▸ **WHAT NEEDS TO BE DONE**: Images appear in the records below; leave them out and repeat everything else exactly.

▸ **RECORD LIST**:
※

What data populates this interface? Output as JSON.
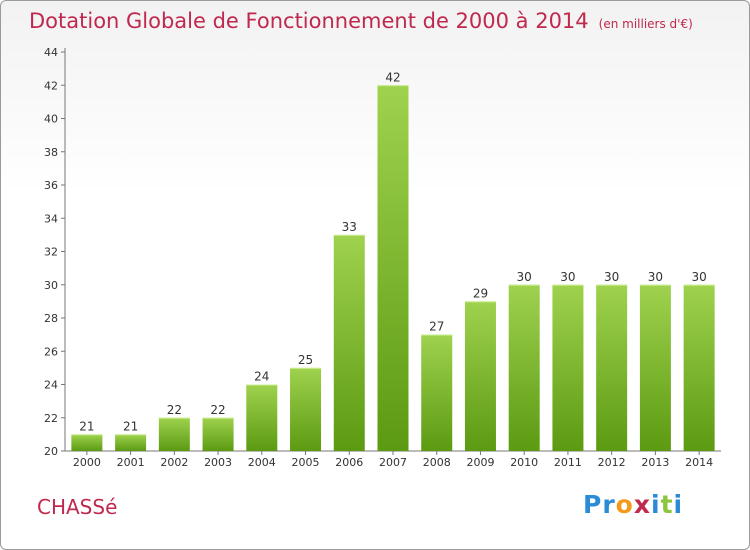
{
  "header": {
    "title": "Dotation Globale de Fonctionnement de 2000 à 2014",
    "subtitle": "(en milliers d'€)"
  },
  "footer": {
    "commune": "CHASSé",
    "logo_letters": [
      "P",
      "r",
      "o",
      "x",
      "i",
      "t",
      "i"
    ]
  },
  "colors": {
    "title": "#c0284d",
    "bar_top": "#9fd24e",
    "bar_bottom": "#5c9a12",
    "logo": [
      "#2a8bd6",
      "#2a8bd6",
      "#f39a1c",
      "#c0284d",
      "#2a8bd6",
      "#8cc63f",
      "#2a8bd6"
    ]
  },
  "chart_data": {
    "type": "bar",
    "title": "Dotation Globale de Fonctionnement de 2000 à 2014",
    "subtitle": "(en milliers d'€)",
    "xlabel": "",
    "ylabel": "",
    "categories": [
      "2000",
      "2001",
      "2002",
      "2003",
      "2004",
      "2005",
      "2006",
      "2007",
      "2008",
      "2009",
      "2010",
      "2011",
      "2012",
      "2013",
      "2014"
    ],
    "values": [
      21,
      21,
      22,
      22,
      24,
      25,
      33,
      42,
      27,
      29,
      30,
      30,
      30,
      30,
      30
    ],
    "ylim": [
      20,
      44
    ],
    "yticks": [
      20,
      22,
      24,
      26,
      28,
      30,
      32,
      34,
      36,
      38,
      40,
      42,
      44
    ],
    "grid": false,
    "data_labels": true
  }
}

※

▸ **SOLUTION FOR THIS TASK**:
What data populates this interface? Output as JSON.
{
  "header": {
    "title": "Dotation Globale de Fonctionnement de 2000 à 2014",
    "subtitle": "(en milliers d'€)"
  },
  "footer": {
    "commune": "CHASSé",
    "logo_letters": [
      "P",
      "r",
      "o",
      "x",
      "i",
      "t",
      "i"
    ]
  },
  "colors": {
    "title": "#c0284d",
    "bar_top": "#9fd24e",
    "bar_bottom": "#5c9a12",
    "logo": [
      "#2a8bd6",
      "#2a8bd6",
      "#f39a1c",
      "#c0284d",
      "#2a8bd6",
      "#8cc63f",
      "#2a8bd6"
    ]
  },
  "chart_data": {
    "type": "bar",
    "title": "Dotation Globale de Fonctionnement de 2000 à 2014",
    "subtitle": "(en milliers d'€)",
    "xlabel": "",
    "ylabel": "",
    "categories": [
      "2000",
      "2001",
      "2002",
      "2003",
      "2004",
      "2005",
      "2006",
      "2007",
      "2008",
      "2009",
      "2010",
      "2011",
      "2012",
      "2013",
      "2014"
    ],
    "values": [
      21,
      21,
      22,
      22,
      24,
      25,
      33,
      42,
      27,
      29,
      30,
      30,
      30,
      30,
      30
    ],
    "ylim": [
      20,
      44
    ],
    "yticks": [
      20,
      22,
      24,
      26,
      28,
      30,
      32,
      34,
      36,
      38,
      40,
      42,
      44
    ],
    "grid": false,
    "data_labels": true
  }
}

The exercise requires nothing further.